Short exercise: Of the lines in these entries, how many contain the string "Accuracy"? Give the number and nothing else.

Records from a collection
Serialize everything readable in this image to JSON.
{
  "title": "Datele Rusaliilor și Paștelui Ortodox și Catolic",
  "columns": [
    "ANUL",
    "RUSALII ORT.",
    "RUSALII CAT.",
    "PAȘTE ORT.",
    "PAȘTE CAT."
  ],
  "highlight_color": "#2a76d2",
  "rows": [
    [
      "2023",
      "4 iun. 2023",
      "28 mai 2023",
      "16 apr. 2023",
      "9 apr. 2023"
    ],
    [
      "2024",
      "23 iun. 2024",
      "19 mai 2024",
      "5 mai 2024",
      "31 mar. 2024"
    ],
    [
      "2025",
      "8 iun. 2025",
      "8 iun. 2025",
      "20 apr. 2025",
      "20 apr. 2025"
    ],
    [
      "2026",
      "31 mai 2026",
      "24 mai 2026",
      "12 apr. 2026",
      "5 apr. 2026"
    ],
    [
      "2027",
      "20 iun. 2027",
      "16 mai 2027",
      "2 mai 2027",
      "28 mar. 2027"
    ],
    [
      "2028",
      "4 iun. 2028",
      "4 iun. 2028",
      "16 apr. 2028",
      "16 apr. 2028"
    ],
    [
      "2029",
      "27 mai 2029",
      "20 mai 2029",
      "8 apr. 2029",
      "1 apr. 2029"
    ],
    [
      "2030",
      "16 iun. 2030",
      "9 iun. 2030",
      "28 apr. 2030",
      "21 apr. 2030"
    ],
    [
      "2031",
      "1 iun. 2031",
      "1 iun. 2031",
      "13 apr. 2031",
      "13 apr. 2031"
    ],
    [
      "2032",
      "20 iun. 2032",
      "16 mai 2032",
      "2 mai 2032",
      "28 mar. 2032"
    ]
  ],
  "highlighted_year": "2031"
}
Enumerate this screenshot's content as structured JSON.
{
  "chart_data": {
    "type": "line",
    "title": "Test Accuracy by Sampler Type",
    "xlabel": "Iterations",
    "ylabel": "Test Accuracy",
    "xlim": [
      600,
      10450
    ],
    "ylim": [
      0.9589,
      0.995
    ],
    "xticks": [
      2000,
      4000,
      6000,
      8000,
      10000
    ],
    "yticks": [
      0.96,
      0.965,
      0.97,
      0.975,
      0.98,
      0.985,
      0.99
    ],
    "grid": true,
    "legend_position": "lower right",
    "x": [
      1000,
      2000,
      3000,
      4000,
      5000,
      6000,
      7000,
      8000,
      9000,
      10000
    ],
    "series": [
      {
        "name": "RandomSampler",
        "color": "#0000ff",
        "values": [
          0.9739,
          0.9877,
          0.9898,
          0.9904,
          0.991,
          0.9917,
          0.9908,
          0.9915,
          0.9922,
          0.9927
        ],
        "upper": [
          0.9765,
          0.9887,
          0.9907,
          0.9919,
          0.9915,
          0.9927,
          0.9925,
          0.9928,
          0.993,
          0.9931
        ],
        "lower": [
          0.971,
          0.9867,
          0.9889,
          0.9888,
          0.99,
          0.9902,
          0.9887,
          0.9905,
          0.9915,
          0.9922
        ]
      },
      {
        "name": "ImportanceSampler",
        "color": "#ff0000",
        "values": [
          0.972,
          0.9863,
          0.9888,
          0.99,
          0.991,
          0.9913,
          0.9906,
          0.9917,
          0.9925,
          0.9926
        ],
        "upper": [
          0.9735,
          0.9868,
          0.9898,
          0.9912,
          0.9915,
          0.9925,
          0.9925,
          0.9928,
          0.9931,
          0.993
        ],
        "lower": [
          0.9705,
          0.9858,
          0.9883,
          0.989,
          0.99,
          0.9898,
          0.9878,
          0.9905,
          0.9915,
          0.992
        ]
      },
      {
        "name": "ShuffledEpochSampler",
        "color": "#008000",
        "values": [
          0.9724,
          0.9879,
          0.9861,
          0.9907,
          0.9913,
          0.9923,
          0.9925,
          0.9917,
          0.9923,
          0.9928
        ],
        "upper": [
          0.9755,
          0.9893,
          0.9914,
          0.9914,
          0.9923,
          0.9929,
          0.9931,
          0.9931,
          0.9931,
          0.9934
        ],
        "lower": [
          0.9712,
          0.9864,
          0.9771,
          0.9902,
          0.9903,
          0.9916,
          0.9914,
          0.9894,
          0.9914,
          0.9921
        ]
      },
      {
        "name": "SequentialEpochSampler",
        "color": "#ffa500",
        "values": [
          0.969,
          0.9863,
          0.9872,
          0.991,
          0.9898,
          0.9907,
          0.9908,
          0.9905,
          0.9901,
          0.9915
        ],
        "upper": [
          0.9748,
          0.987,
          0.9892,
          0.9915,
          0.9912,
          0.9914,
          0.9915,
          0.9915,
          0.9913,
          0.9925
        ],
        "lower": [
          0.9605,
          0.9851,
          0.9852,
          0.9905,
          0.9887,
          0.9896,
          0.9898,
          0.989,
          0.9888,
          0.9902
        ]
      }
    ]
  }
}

Exercise result: 2